§ **Short exercise**
Reproduce all of the material word for word.

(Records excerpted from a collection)
····················
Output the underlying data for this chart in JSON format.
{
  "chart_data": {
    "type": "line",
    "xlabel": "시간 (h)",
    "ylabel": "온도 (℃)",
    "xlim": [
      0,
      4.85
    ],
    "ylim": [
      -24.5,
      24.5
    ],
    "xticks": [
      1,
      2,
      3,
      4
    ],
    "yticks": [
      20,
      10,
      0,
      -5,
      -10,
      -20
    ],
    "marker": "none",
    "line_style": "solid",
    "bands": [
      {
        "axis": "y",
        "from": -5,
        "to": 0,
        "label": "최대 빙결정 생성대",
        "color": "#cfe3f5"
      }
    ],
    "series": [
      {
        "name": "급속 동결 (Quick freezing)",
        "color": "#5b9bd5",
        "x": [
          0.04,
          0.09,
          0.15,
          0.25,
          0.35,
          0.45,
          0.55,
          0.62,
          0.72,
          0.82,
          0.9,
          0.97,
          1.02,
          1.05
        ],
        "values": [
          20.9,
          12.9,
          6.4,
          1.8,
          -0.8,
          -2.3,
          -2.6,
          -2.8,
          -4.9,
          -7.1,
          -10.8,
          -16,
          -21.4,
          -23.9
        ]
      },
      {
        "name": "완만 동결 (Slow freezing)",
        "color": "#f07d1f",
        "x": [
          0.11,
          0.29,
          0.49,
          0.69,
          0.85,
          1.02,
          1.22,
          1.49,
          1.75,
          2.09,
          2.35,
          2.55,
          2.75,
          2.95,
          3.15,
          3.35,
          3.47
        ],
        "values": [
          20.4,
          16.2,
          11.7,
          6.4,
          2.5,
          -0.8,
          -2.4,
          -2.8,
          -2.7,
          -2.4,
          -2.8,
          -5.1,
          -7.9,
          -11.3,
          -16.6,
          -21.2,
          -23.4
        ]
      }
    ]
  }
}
····················
§ **Task result**
Output the underlying data for this chart in JSON format.
{
  "chart_data": {
    "type": "line",
    "xlabel": "시간 (h)",
    "ylabel": "온도 (℃)",
    "xlim": [
      0,
      4.85
    ],
    "ylim": [
      -24.5,
      24.5
    ],
    "xticks": [
      1,
      2,
      3,
      4
    ],
    "yticks": [
      20,
      10,
      0,
      -5,
      -10,
      -20
    ],
    "marker": "none",
    "line_style": "solid",
    "bands": [
      {
        "axis": "y",
        "from": -5,
        "to": 0,
        "label": "최대 빙결정 생성대",
        "color": "#cfe3f5"
      }
    ],
    "series": [
      {
        "name": "급속 동결 (Quick freezing)",
        "color": "#5b9bd5",
        "x": [
          0.04,
          0.09,
          0.15,
          0.25,
          0.35,
          0.45,
          0.55,
          0.62,
          0.72,
          0.82,
          0.9,
          0.97,
          1.02,
          1.05
        ],
        "values": [
          20.9,
          12.9,
          6.4,
          1.8,
          -0.8,
          -2.3,
          -2.6,
          -2.8,
          -4.9,
          -7.1,
          -10.8,
          -16,
          -21.4,
          -23.9
        ]
      },
      {
        "name": "완만 동결 (Slow freezing)",
        "color": "#f07d1f",
        "x": [
          0.11,
          0.29,
          0.49,
          0.69,
          0.85,
          1.02,
          1.22,
          1.49,
          1.75,
          2.09,
          2.35,
          2.55,
          2.75,
          2.95,
          3.15,
          3.35,
          3.47
        ],
        "values": [
          20.4,
          16.2,
          11.7,
          6.4,
          2.5,
          -0.8,
          -2.4,
          -2.8,
          -2.7,
          -2.4,
          -2.8,
          -5.1,
          -7.9,
          -11.3,
          -16.6,
          -21.2,
          -23.4
        ]
      }
    ]
  }
}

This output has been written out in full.